Recorded data:
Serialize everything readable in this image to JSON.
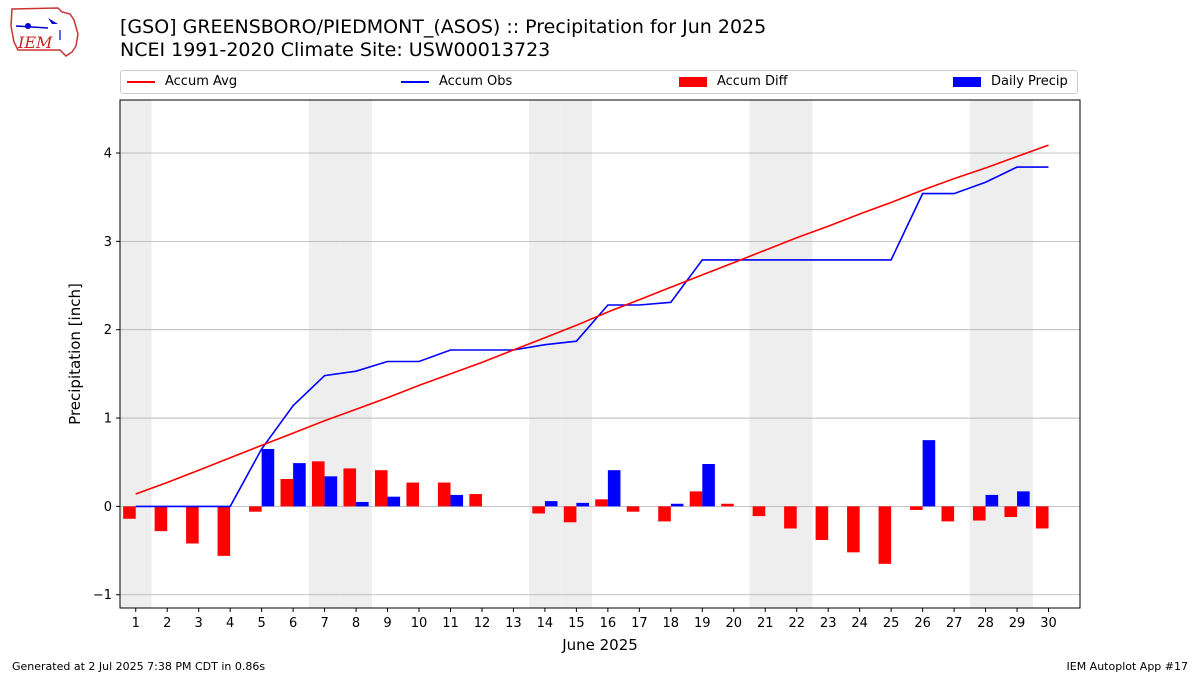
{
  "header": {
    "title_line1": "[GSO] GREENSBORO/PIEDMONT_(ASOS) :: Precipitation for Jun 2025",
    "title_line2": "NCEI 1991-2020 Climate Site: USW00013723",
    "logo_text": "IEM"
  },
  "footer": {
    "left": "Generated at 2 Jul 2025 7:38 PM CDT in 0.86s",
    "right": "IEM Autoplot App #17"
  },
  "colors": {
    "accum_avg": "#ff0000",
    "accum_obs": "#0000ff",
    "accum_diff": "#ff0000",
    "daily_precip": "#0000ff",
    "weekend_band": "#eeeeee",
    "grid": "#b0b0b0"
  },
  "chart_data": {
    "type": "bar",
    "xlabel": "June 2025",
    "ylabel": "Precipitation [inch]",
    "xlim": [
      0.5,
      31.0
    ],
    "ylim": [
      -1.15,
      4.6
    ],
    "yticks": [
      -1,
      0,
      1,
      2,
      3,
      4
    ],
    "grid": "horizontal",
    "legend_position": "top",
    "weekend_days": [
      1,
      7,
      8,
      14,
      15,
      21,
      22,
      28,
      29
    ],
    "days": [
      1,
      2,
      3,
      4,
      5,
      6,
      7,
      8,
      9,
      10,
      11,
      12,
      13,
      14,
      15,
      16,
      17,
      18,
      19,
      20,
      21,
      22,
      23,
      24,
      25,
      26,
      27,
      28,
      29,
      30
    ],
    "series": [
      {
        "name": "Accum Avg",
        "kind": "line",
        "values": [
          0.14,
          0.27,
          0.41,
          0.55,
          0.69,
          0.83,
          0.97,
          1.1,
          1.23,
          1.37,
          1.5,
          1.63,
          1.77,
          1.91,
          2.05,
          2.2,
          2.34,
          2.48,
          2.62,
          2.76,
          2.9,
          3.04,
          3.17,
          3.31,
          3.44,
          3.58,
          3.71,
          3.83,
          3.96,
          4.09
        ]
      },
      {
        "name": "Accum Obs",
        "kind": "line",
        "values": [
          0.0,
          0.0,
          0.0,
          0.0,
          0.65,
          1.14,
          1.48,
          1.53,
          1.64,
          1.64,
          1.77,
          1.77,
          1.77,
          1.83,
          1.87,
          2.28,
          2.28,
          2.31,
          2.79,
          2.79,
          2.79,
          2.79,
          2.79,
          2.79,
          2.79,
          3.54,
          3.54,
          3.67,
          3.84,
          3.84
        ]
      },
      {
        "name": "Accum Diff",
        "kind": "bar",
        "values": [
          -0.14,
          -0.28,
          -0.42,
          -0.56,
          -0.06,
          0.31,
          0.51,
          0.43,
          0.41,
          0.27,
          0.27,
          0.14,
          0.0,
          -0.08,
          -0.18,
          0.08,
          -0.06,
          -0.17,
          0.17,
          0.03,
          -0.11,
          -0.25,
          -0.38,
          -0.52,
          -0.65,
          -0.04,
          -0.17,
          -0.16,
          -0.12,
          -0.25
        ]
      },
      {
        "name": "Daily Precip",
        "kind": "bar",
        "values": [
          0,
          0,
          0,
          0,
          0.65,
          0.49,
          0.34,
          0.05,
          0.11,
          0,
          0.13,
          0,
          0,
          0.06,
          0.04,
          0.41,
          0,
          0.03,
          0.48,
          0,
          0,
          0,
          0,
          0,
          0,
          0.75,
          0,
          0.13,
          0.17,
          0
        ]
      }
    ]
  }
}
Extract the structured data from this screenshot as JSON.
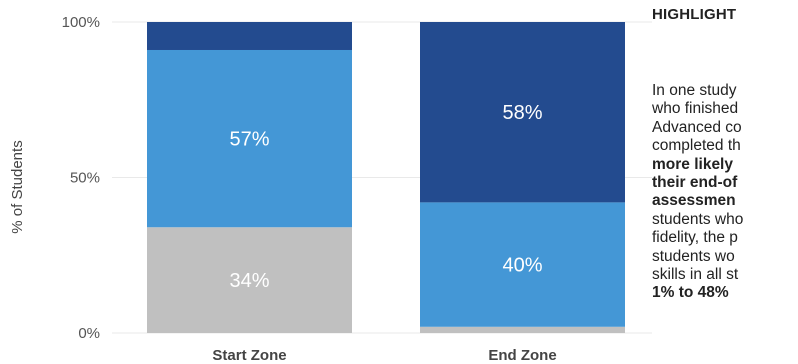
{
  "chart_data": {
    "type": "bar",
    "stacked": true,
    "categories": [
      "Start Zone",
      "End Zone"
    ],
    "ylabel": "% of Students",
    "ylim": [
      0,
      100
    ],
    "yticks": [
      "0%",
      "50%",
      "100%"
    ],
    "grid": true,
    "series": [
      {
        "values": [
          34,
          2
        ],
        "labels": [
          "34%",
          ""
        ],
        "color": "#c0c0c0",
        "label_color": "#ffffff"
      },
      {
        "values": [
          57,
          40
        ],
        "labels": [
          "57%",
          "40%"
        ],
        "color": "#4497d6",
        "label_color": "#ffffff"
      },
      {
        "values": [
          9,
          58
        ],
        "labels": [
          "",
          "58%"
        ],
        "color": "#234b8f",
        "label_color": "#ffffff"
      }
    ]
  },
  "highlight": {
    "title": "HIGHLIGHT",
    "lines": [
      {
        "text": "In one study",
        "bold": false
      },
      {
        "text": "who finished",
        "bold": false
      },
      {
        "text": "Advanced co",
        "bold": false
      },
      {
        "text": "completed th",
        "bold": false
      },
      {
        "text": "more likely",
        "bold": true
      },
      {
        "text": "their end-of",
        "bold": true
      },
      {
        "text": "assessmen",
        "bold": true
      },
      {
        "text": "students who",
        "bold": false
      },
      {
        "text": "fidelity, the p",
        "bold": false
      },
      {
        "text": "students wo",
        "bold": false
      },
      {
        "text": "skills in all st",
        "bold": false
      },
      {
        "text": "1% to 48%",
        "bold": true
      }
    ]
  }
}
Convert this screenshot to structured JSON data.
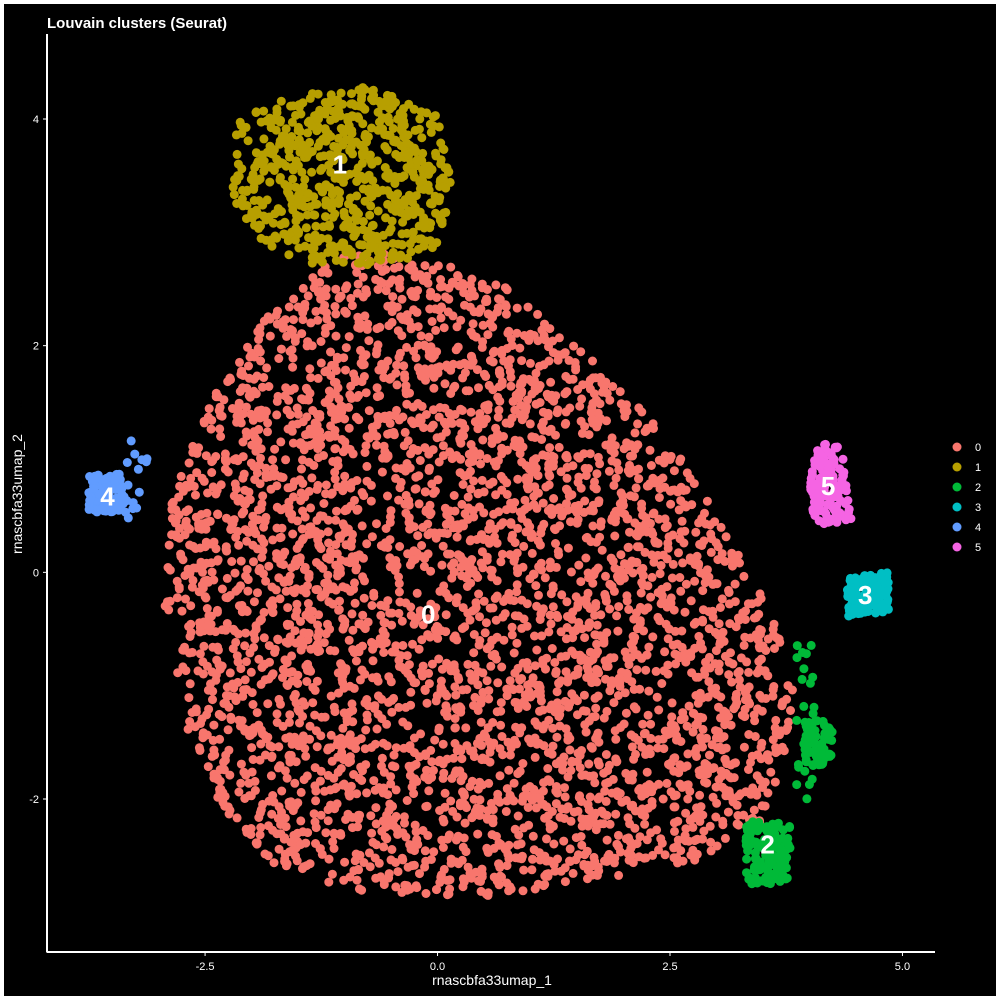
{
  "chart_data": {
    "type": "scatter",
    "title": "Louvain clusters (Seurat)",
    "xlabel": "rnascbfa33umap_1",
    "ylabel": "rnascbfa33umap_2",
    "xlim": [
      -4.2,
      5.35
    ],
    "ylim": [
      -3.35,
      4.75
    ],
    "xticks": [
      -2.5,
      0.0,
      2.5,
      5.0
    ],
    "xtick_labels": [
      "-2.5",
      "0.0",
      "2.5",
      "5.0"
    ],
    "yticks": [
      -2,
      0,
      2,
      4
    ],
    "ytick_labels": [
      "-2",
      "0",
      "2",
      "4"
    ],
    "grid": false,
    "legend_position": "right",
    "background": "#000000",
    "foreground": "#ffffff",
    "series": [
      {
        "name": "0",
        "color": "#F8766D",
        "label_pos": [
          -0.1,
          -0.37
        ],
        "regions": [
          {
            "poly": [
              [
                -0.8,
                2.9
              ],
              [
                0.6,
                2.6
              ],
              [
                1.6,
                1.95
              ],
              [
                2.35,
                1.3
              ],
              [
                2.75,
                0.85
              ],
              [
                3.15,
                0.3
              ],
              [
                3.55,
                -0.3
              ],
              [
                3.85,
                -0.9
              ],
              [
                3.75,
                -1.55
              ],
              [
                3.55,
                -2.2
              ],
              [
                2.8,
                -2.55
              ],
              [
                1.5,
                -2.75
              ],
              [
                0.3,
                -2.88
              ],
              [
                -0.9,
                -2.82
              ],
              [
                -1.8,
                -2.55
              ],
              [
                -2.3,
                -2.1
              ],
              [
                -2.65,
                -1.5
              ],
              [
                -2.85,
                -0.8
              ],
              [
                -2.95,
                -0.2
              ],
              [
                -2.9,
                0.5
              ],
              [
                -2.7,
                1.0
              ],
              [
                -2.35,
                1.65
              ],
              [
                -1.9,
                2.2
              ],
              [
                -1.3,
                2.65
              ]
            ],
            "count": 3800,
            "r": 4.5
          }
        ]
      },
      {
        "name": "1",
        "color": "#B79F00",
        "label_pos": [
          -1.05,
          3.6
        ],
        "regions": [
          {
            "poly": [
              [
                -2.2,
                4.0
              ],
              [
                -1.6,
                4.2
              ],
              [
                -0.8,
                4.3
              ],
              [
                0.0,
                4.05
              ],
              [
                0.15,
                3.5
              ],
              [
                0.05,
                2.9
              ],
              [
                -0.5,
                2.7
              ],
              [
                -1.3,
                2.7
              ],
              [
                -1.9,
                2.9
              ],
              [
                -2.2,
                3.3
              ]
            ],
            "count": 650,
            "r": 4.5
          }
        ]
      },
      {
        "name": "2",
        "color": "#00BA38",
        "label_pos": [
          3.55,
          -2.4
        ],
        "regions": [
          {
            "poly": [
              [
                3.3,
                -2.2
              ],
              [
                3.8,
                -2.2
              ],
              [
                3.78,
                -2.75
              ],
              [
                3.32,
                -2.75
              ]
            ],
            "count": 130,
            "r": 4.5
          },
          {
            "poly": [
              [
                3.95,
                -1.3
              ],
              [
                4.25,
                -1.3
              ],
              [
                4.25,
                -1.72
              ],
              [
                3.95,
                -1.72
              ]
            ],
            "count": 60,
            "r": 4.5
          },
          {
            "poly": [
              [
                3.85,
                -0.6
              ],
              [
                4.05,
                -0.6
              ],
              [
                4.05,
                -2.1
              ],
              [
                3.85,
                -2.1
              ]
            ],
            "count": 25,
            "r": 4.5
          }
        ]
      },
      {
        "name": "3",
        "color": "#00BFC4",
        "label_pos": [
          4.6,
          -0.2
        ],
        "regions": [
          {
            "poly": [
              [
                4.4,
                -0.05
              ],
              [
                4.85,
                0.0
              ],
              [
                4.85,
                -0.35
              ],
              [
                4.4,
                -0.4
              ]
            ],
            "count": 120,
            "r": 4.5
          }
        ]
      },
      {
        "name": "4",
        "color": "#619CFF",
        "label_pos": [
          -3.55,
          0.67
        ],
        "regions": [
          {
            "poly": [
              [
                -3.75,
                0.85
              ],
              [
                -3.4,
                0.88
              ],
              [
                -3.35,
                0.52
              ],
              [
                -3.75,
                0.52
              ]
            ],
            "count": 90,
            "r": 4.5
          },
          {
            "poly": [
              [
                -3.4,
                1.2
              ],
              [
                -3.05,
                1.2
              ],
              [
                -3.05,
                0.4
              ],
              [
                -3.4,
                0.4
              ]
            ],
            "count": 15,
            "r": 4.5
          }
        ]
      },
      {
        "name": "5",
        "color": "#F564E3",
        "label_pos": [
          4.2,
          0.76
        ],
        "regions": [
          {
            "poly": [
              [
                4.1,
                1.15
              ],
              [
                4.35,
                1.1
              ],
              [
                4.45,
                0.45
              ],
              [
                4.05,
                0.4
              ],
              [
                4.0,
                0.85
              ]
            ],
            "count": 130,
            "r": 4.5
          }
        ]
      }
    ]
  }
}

What is asked: Filter the listing above for the string "count" and copy every matching line.

Written answer:
            "count": 3800,
            "count": 650,
            "count": 130,
            "count": 60,
            "count": 25,
            "count": 120,
            "count": 90,
            "count": 15,
            "count": 130,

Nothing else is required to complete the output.